#### [What you are asked to do]
Please print the full listing exactly.
┌─ Data to process
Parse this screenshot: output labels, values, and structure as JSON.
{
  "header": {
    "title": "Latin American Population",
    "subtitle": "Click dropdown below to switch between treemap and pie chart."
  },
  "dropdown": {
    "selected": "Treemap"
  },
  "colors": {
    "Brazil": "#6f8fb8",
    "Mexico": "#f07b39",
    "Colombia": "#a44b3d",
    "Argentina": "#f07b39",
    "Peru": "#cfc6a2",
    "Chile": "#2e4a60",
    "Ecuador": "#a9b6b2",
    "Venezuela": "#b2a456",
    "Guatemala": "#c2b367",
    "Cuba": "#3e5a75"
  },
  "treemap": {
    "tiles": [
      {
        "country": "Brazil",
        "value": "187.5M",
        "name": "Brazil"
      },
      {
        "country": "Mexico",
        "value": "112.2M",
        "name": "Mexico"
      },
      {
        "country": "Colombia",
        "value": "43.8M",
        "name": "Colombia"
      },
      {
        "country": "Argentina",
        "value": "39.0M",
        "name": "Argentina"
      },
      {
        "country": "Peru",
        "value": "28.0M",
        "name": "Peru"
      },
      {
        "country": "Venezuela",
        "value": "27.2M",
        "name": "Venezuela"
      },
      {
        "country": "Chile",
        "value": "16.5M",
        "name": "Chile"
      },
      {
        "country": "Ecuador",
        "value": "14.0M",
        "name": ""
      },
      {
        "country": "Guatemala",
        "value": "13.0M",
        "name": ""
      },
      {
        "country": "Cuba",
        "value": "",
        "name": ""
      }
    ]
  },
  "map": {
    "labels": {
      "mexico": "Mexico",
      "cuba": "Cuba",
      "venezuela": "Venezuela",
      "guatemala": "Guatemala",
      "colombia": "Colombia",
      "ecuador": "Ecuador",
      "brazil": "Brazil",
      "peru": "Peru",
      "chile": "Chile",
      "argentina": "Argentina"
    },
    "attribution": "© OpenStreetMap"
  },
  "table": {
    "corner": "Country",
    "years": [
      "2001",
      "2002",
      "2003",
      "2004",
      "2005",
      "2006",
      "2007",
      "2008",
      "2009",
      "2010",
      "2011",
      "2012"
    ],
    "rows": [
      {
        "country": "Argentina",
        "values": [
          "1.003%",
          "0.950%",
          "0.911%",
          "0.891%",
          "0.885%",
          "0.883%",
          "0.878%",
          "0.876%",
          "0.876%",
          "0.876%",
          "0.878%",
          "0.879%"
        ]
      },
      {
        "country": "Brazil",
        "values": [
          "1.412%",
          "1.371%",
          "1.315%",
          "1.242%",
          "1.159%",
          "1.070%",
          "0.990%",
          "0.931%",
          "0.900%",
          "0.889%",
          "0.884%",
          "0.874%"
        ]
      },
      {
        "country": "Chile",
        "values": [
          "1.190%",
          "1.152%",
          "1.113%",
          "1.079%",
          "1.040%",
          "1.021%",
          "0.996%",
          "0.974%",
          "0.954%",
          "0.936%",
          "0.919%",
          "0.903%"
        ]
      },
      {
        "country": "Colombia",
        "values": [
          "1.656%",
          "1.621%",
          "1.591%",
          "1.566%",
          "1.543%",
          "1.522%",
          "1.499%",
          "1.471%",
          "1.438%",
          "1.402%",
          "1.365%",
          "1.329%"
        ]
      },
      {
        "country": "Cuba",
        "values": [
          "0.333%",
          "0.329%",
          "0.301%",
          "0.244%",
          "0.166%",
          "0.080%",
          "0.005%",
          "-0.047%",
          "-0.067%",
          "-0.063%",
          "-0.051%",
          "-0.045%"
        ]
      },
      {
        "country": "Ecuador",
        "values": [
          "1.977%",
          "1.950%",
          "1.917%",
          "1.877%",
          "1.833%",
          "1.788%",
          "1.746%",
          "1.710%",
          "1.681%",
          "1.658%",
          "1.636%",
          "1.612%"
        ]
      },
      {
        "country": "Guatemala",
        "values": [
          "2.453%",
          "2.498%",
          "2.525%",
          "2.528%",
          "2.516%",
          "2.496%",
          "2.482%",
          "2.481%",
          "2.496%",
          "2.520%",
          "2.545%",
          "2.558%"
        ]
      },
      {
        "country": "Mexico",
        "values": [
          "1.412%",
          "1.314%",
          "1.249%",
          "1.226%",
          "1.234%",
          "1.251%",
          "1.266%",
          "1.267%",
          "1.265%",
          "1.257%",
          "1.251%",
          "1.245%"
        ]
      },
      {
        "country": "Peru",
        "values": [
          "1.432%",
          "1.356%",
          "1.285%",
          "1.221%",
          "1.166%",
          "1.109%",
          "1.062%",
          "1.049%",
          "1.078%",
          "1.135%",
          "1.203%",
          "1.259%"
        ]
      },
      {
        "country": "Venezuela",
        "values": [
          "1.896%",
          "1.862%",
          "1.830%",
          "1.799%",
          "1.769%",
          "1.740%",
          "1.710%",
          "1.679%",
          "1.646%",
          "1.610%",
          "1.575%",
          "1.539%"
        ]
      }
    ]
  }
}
└─
#### [Solved exercise]
Parse this screenshot: output labels, values, and structure as JSON.
{
  "header": {
    "title": "Latin American Population",
    "subtitle": "Click dropdown below to switch between treemap and pie chart."
  },
  "dropdown": {
    "selected": "Treemap"
  },
  "colors": {
    "Brazil": "#6f8fb8",
    "Mexico": "#f07b39",
    "Colombia": "#a44b3d",
    "Argentina": "#f07b39",
    "Peru": "#cfc6a2",
    "Chile": "#2e4a60",
    "Ecuador": "#a9b6b2",
    "Venezuela": "#b2a456",
    "Guatemala": "#c2b367",
    "Cuba": "#3e5a75"
  },
  "treemap": {
    "tiles": [
      {
        "country": "Brazil",
        "value": "187.5M",
        "name": "Brazil"
      },
      {
        "country": "Mexico",
        "value": "112.2M",
        "name": "Mexico"
      },
      {
        "country": "Colombia",
        "value": "43.8M",
        "name": "Colombia"
      },
      {
        "country": "Argentina",
        "value": "39.0M",
        "name": "Argentina"
      },
      {
        "country": "Peru",
        "value": "28.0M",
        "name": "Peru"
      },
      {
        "country": "Venezuela",
        "value": "27.2M",
        "name": "Venezuela"
      },
      {
        "country": "Chile",
        "value": "16.5M",
        "name": "Chile"
      },
      {
        "country": "Ecuador",
        "value": "14.0M",
        "name": ""
      },
      {
        "country": "Guatemala",
        "value": "13.0M",
        "name": ""
      },
      {
        "country": "Cuba",
        "value": "",
        "name": ""
      }
    ]
  },
  "map": {
    "labels": {
      "mexico": "Mexico",
      "cuba": "Cuba",
      "venezuela": "Venezuela",
      "guatemala": "Guatemala",
      "colombia": "Colombia",
      "ecuador": "Ecuador",
      "brazil": "Brazil",
      "peru": "Peru",
      "chile": "Chile",
      "argentina": "Argentina"
    },
    "attribution": "© OpenStreetMap"
  },
  "table": {
    "corner": "Country",
    "years": [
      "2001",
      "2002",
      "2003",
      "2004",
      "2005",
      "2006",
      "2007",
      "2008",
      "2009",
      "2010",
      "2011",
      "2012"
    ],
    "rows": [
      {
        "country": "Argentina",
        "values": [
          "1.003%",
          "0.950%",
          "0.911%",
          "0.891%",
          "0.885%",
          "0.883%",
          "0.878%",
          "0.876%",
          "0.876%",
          "0.876%",
          "0.878%",
          "0.879%"
        ]
      },
      {
        "country": "Brazil",
        "values": [
          "1.412%",
          "1.371%",
          "1.315%",
          "1.242%",
          "1.159%",
          "1.070%",
          "0.990%",
          "0.931%",
          "0.900%",
          "0.889%",
          "0.884%",
          "0.874%"
        ]
      },
      {
        "country": "Chile",
        "values": [
          "1.190%",
          "1.152%",
          "1.113%",
          "1.079%",
          "1.040%",
          "1.021%",
          "0.996%",
          "0.974%",
          "0.954%",
          "0.936%",
          "0.919%",
          "0.903%"
        ]
      },
      {
        "country": "Colombia",
        "values": [
          "1.656%",
          "1.621%",
          "1.591%",
          "1.566%",
          "1.543%",
          "1.522%",
          "1.499%",
          "1.471%",
          "1.438%",
          "1.402%",
          "1.365%",
          "1.329%"
        ]
      },
      {
        "country": "Cuba",
        "values": [
          "0.333%",
          "0.329%",
          "0.301%",
          "0.244%",
          "0.166%",
          "0.080%",
          "0.005%",
          "-0.047%",
          "-0.067%",
          "-0.063%",
          "-0.051%",
          "-0.045%"
        ]
      },
      {
        "country": "Ecuador",
        "values": [
          "1.977%",
          "1.950%",
          "1.917%",
          "1.877%",
          "1.833%",
          "1.788%",
          "1.746%",
          "1.710%",
          "1.681%",
          "1.658%",
          "1.636%",
          "1.612%"
        ]
      },
      {
        "country": "Guatemala",
        "values": [
          "2.453%",
          "2.498%",
          "2.525%",
          "2.528%",
          "2.516%",
          "2.496%",
          "2.482%",
          "2.481%",
          "2.496%",
          "2.520%",
          "2.545%",
          "2.558%"
        ]
      },
      {
        "country": "Mexico",
        "values": [
          "1.412%",
          "1.314%",
          "1.249%",
          "1.226%",
          "1.234%",
          "1.251%",
          "1.266%",
          "1.267%",
          "1.265%",
          "1.257%",
          "1.251%",
          "1.245%"
        ]
      },
      {
        "country": "Peru",
        "values": [
          "1.432%",
          "1.356%",
          "1.285%",
          "1.221%",
          "1.166%",
          "1.109%",
          "1.062%",
          "1.049%",
          "1.078%",
          "1.135%",
          "1.203%",
          "1.259%"
        ]
      },
      {
        "country": "Venezuela",
        "values": [
          "1.896%",
          "1.862%",
          "1.830%",
          "1.799%",
          "1.769%",
          "1.740%",
          "1.710%",
          "1.679%",
          "1.646%",
          "1.610%",
          "1.575%",
          "1.539%"
        ]
      }
    ]
  }
}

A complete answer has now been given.